=== Your task ===
All lines below must be repeated exactly, with the pictures omitted.

=== Data excerpts ===

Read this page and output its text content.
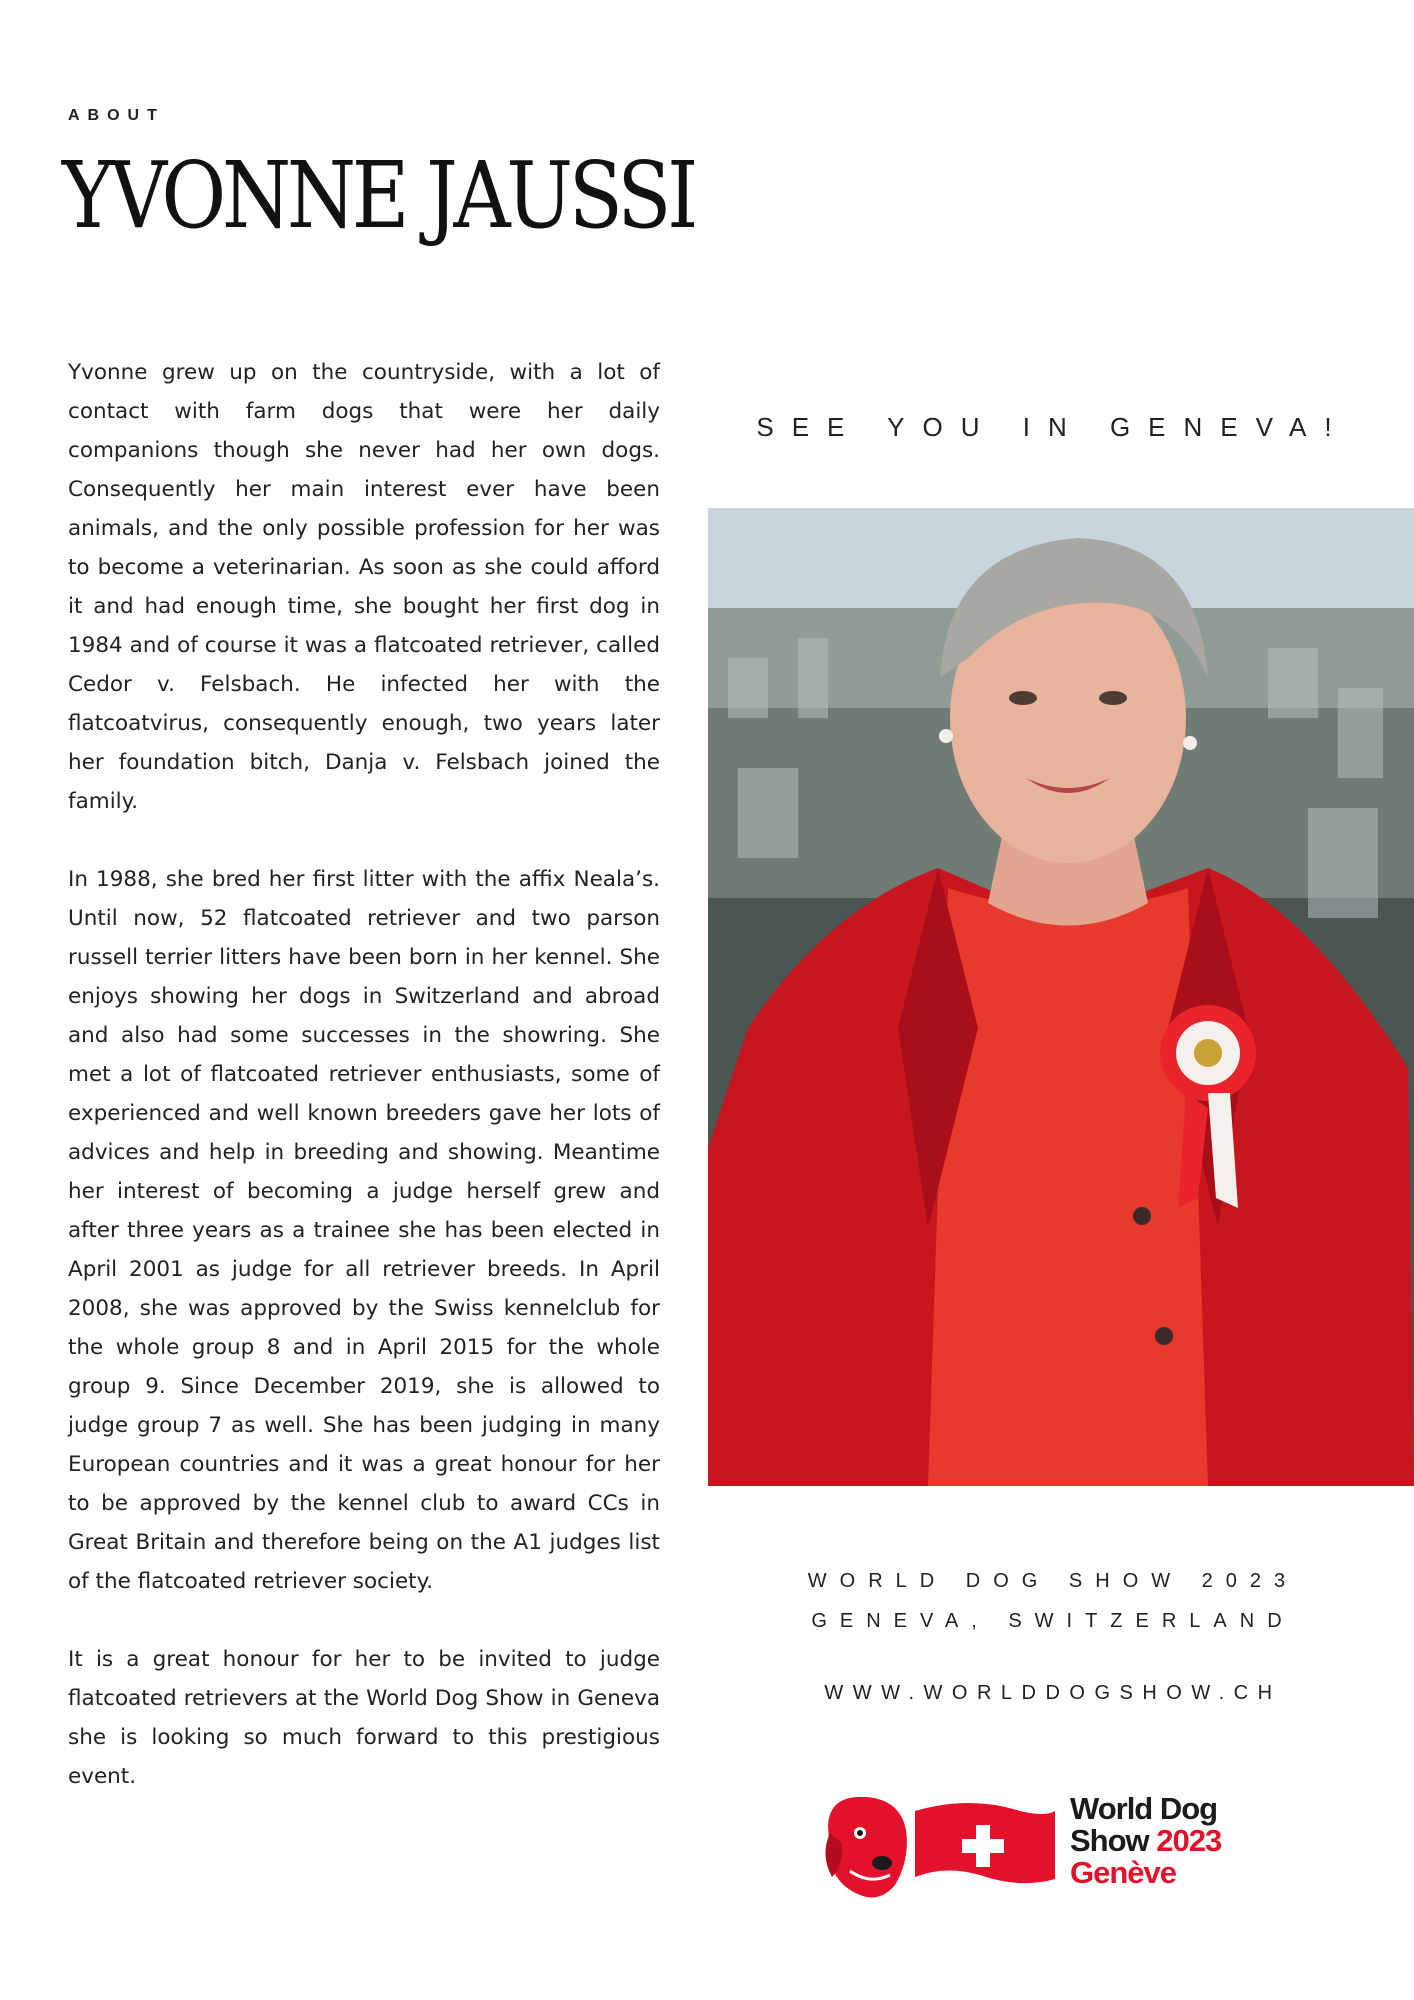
ABOUT
YVONNE JAUSSI

Yvonne grew up on the countryside, with a lot of contact with farm dogs that were her daily companions though she never had her own dogs. Consequently her main interest ever have been animals, and the only possible profession for her was to become a veterinarian. As soon as she could afford it and had enough time, she bought her first dog in 1984 and of course it was a flatcoated retriever, called Cedor v. Felsbach. He infected her with the flatcoatvirus, consequently enough, two years later her foundation bitch, Danja v. Felsbach joined the family.

In 1988, she bred her first litter with the affix Neala’s. Until now, 52 flatcoated retriever and two parson russell terrier litters have been born in her kennel. She enjoys showing her dogs in Switzerland and abroad and also had some successes in the showring. She met a lot of flatcoated retriever enthusiasts, some of experienced and well known breeders gave her lots of advices and help in breeding and showing. Meantime her interest of becoming a judge herself grew and after three years as a trainee she has been elected in April 2001 as judge for all retriever breeds. In April 2008, she was approved by the Swiss kennelclub for the whole group 8 and in April 2015 for the whole group 9. Since December 2019, she is allowed to judge group 7 as well. She has been judging in many European countries and it was a great honour for her to be approved by the kennel club to award CCs in Great Britain and therefore being on the A1 judges list of the flatcoated retriever society.

It is a great honour for her to be invited to judge flatcoated retrievers at the World Dog Show in Geneva she is looking so much forward to this prestigious event.

SEE YOU IN GENEVA!
WORLD DOG SHOW 2023
GENEVA, SWITZERLAND
WWW.WORLDDOGSHOW.CH
World Dog
Show 2023
Genève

=== Answer space ===
Read this page and output its text content.
ABOUT
YVONNE JAUSSI

Yvonne grew up on the countryside, with a lot of contact with farm dogs that were her daily companions though she never had her own dogs. Consequently her main interest ever have been animals, and the only possible profession for her was to become a veterinarian. As soon as she could afford it and had enough time, she bought her first dog in 1984 and of course it was a flatcoated retriever, called Cedor v. Felsbach. He infected her with the flatcoatvirus, consequently enough, two years later her foundation bitch, Danja v. Felsbach joined the family.

In 1988, she bred her first litter with the affix Neala’s. Until now, 52 flatcoated retriever and two parson russell terrier litters have been born in her kennel. She enjoys showing her dogs in Switzerland and abroad and also had some successes in the showring. She met a lot of flatcoated retriever enthusiasts, some of experienced and well known breeders gave her lots of advices and help in breeding and showing. Meantime her interest of becoming a judge herself grew and after three years as a trainee she has been elected in April 2001 as judge for all retriever breeds. In April 2008, she was approved by the Swiss kennelclub for the whole group 8 and in April 2015 for the whole group 9. Since December 2019, she is allowed to judge group 7 as well. She has been judging in many European countries and it was a great honour for her to be approved by the kennel club to award CCs in Great Britain and therefore being on the A1 judges list of the flatcoated retriever society.

It is a great honour for her to be invited to judge flatcoated retrievers at the World Dog Show in Geneva she is looking so much forward to this prestigious event.

SEE YOU IN GENEVA!
WORLD DOG SHOW 2023
GENEVA, SWITZERLAND
WWW.WORLDDOGSHOW.CH
World Dog
Show 2023
Genève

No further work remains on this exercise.